◆ AIM OF THE EXERCISE
Go through the records and give each one again exactly.
=== DATASET ===
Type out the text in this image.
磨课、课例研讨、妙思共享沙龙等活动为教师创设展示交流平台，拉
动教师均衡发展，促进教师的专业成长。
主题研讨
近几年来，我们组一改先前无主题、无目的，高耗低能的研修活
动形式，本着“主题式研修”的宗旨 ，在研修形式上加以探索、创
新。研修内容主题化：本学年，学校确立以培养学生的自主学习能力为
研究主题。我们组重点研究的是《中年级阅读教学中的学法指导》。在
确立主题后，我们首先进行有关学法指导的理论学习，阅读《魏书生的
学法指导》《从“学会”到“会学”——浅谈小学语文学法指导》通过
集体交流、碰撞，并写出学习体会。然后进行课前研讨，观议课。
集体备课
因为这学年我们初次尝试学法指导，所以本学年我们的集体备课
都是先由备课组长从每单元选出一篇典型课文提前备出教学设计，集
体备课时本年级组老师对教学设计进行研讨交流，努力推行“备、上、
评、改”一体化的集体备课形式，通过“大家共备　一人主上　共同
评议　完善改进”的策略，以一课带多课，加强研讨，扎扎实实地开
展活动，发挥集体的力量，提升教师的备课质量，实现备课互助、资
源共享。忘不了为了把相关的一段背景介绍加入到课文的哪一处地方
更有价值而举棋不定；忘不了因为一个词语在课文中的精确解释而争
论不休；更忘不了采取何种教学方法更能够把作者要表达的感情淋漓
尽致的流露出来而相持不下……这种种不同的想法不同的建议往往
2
===
◆ FULL RESPONSE
Type out the text in this image.
磨课、课例研讨、妙思共享沙龙等活动为教师创设展示交流平台，拉
动教师均衡发展，促进教师的专业成长。
主题研讨
近几年来，我们组一改先前无主题、无目的，高耗低能的研修活
动形式，本着“主题式研修”的宗旨 ，在研修形式上加以探索、创
新。研修内容主题化：本学年，学校确立以培养学生的自主学习能力为
研究主题。我们组重点研究的是《中年级阅读教学中的学法指导》。在
确立主题后，我们首先进行有关学法指导的理论学习，阅读《魏书生的
学法指导》《从“学会”到“会学”——浅谈小学语文学法指导》通过
集体交流、碰撞，并写出学习体会。然后进行课前研讨，观议课。
集体备课
因为这学年我们初次尝试学法指导，所以本学年我们的集体备课
都是先由备课组长从每单元选出一篇典型课文提前备出教学设计，集
体备课时本年级组老师对教学设计进行研讨交流，努力推行“备、上、
评、改”一体化的集体备课形式，通过“大家共备　一人主上　共同
评议　完善改进”的策略，以一课带多课，加强研讨，扎扎实实地开
展活动，发挥集体的力量，提升教师的备课质量，实现备课互助、资
源共享。忘不了为了把相关的一段背景介绍加入到课文的哪一处地方
更有价值而举棋不定；忘不了因为一个词语在课文中的精确解释而争
论不休；更忘不了采取何种教学方法更能够把作者要表达的感情淋漓
尽致的流露出来而相持不下……这种种不同的想法不同的建议往往
2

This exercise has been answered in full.